Brano di partenza:
────────────────────
Pregevoli anche i canali con i caratteristici “casoni” per la pesca con reti. Arriviamo al Lido di Classe e torniamo verso Cervia. Nell’ultima parte del tracciato spariscono frecce direzionali e bandelle azzurre penzolanti. Sbagliano quasi tutti, chi correndo qualche chilometro in più, chi qualcosa meno. Stessa sorte tocca a me ed altri quattro compagni di sventura. Lungo un tratto di pineta la strada si biforca e ci fermiamo indecisi sulla direzione da seguire. Arriva trafelato un ciclista dell’organizzazione alla ricerca dei dispersi che ci riporta sulla retta via.
Oramai mancano pochi chilometri. Dopo aver attraversato il parco Spallicci e costeggiato entrambi i lati del Porto Canale, ecco l’ingresso in spiaggia e il traguardo finale. Mentre lo speaker snocciola i dati delle mie imprese sportive, mi accoglie scortandomi verso il traguardo Cristiana di Pietrantonio, oggi nell’insolita veste di giudice di gara.
Una doccia caldissima e un’ottima pastasciutta alle melanzane concludono questa gradevole giornata all’aria aperta.
Intravedo Cristiana discutere animatamente con un gruppo di supermaratoneti: proporrà al Consiglio Direttivo di non convalidare la maratona perché, secondo il responso di alcuni GPS Garmin, i km totali sono 39/40.
────────────────────
Raccolta dei record:

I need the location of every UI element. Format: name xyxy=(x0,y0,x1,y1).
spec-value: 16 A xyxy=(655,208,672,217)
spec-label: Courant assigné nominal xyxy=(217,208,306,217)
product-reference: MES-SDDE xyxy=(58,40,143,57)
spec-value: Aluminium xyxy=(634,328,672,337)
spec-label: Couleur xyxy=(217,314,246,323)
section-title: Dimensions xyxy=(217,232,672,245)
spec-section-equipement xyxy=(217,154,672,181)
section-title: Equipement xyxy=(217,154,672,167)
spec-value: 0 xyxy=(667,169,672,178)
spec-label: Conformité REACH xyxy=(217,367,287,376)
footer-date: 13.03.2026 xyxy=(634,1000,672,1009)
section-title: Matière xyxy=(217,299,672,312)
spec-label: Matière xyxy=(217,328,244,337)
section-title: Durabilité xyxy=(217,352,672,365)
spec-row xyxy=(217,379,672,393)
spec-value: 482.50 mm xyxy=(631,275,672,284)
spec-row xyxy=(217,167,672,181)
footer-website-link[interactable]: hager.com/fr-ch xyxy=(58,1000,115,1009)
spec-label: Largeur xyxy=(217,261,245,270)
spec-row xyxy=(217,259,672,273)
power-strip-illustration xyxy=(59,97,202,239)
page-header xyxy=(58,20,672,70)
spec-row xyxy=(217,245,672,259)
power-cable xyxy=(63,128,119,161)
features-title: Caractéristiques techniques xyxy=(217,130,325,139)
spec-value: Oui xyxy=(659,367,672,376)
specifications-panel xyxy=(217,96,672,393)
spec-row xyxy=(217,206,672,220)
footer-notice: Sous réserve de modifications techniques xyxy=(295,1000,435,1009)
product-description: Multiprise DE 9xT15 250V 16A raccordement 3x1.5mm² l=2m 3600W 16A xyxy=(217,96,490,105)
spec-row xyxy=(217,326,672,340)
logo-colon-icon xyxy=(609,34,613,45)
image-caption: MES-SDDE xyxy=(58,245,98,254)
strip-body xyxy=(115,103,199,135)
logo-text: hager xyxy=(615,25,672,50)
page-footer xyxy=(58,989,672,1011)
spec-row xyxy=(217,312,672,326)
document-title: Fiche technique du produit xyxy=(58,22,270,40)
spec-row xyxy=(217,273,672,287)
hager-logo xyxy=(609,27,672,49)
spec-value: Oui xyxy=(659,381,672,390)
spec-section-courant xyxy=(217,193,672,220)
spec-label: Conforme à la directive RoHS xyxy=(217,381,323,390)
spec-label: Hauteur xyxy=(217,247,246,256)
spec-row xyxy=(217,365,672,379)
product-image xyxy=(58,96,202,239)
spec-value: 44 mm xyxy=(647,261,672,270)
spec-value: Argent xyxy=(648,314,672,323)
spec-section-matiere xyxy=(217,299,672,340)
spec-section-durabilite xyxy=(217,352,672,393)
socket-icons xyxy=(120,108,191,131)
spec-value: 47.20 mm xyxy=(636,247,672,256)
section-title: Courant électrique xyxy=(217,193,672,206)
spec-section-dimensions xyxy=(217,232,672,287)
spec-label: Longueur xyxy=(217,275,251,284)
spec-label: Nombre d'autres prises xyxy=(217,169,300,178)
────────────────────
Cose da fare:
1 – Rispondi a queste domande sul racconto della maratona di Cervia:
(a) In quale tratto la strada si biforca, lasciando il gruppo indeciso sulla direzione?
(b) Chi accoglie l'autore del racconto verso il traguardo, e in quale veste?
(c) Secondo alcuni GPS Garmin, quanti sono i km totali del percorso?
2 – Riprendi il racconto della maratona di Cervia da dove si interrompe.

Problemi risolti:
1 –
(a) In un tratto di pineta.
(b) Cristiana di Pietrantonio, nell'insolita veste di giudice di gara.
(c) 39/40 km.

2 –
Ma come! Dopo aver faticato le proverbiali sette camicie, vuoi privare Lamberto Agnoletti, Roberto Borsani, Aroldo Broccoli, Luciano Ferrari, Mauro Gambaiani, Greta Massari, Enzo Paglione, Elvis Tasca, Maurizio Teggi, Stefano Toffoli, Claudia Vannucci e il sottoscritto del punto-maratona? Dobbiamo pagare per colpe altrui? Occhio Cristiana! Proteggiti il collo perché, nonostante la mia intercessione, gli altri soci potrebbero arrabbiarsi e tramutarsi in un’orda selvaggia di vampiri.
Pur con un percorso gradevole e una buona logistica, questa Eco del Sale non riesce a decollare. Dai 170 nel 2016, solo 70 partecipanti quest’anno causa la concomitanza delle maratone di Roma e Milano. Dotata anche di ottimi ristori, basterebbe poco per farla diventare un appuntamento annuale di rilievo: organizzandola in una domenica priva di maratone, pubblicizzandola in maniera adeguata e garantendo un percorso ben segnalato e misurato.
(*) “Per favore non mordermi sul collo”, celebre film di Roman Polanski del 1967
A integrazione del mio racconto fra il serio e faceto, considerato di aver ricevuto diversi messaggi da vari soci che chiedevano lumi, chiarisco quanto segue: in un tratto dell’ultima parte di un percorso peraltro ottimamente segnalato (gli organizzatori sostengono che i segnali c’erano ed erano stati tolti da qualcuno) mancavano completamente le frecce direzionali. Lì, non certo per colpa loro, quasi tutti gli atleti hanno sbagliato percorso. Qualche concorrente ha rilevato di avere corso meno di 42,195 km, pare fra 39 e 40. La causa potrebbe essere un errore iniziale nella misurazione del tracciato oppure un taglio involontario degli atleti a causa dei segnali carenti. In ogni caso gli organizzatori della Ecomaratona del Sale hanno certificato nel loro sito di aver organizzato una Eco di 42 km, una Mezza di 21 e una Eco di 11, e tanto basta.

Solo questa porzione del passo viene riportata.